··· THE INPUT ···
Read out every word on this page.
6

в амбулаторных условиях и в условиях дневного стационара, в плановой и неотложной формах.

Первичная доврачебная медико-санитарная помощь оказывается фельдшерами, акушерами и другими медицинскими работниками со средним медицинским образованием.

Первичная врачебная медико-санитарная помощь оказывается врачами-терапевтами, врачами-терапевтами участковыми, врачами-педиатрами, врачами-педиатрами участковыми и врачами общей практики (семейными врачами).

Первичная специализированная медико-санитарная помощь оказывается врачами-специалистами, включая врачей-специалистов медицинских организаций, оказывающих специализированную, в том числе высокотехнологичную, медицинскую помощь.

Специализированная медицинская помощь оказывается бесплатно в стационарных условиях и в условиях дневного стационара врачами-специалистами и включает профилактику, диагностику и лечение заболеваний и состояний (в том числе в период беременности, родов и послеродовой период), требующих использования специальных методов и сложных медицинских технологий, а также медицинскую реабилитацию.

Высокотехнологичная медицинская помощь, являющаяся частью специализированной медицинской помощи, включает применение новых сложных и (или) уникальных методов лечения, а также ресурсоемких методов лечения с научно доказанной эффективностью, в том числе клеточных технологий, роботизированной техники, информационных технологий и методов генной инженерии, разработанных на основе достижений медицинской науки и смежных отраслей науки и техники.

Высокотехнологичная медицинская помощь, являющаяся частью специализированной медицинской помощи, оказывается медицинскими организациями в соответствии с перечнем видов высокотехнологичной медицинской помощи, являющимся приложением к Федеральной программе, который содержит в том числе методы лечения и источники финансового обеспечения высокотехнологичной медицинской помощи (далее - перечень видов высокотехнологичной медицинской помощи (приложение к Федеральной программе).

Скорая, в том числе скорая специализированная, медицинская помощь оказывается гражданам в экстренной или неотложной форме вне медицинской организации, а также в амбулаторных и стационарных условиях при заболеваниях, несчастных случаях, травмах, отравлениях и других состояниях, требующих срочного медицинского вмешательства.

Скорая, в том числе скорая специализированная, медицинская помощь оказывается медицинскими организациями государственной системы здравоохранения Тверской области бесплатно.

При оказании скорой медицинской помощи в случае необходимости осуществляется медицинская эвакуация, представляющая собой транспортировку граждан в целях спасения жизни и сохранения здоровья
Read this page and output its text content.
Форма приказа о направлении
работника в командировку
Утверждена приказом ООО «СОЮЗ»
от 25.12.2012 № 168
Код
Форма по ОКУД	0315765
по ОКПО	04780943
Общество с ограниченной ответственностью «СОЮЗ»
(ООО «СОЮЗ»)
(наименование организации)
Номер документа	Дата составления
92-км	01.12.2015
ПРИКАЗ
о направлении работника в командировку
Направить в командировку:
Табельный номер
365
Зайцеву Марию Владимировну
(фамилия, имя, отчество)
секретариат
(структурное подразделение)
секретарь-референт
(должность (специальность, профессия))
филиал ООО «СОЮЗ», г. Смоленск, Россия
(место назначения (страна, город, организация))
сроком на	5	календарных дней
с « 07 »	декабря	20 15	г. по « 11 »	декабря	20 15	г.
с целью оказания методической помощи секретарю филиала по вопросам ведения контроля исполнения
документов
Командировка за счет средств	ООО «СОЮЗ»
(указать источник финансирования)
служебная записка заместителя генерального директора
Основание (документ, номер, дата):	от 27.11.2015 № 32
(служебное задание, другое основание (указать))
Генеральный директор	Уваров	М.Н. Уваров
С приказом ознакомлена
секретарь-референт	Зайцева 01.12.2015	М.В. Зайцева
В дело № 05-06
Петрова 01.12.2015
···
### TASK TO CARRY OUT
Gather and copy every line of the data in which the string "секретарь" is found.

### EXERCISE OUTPUT
секретарь-референт
секретарь-референт	Зайцева 01.12.2015	М.В. Зайцева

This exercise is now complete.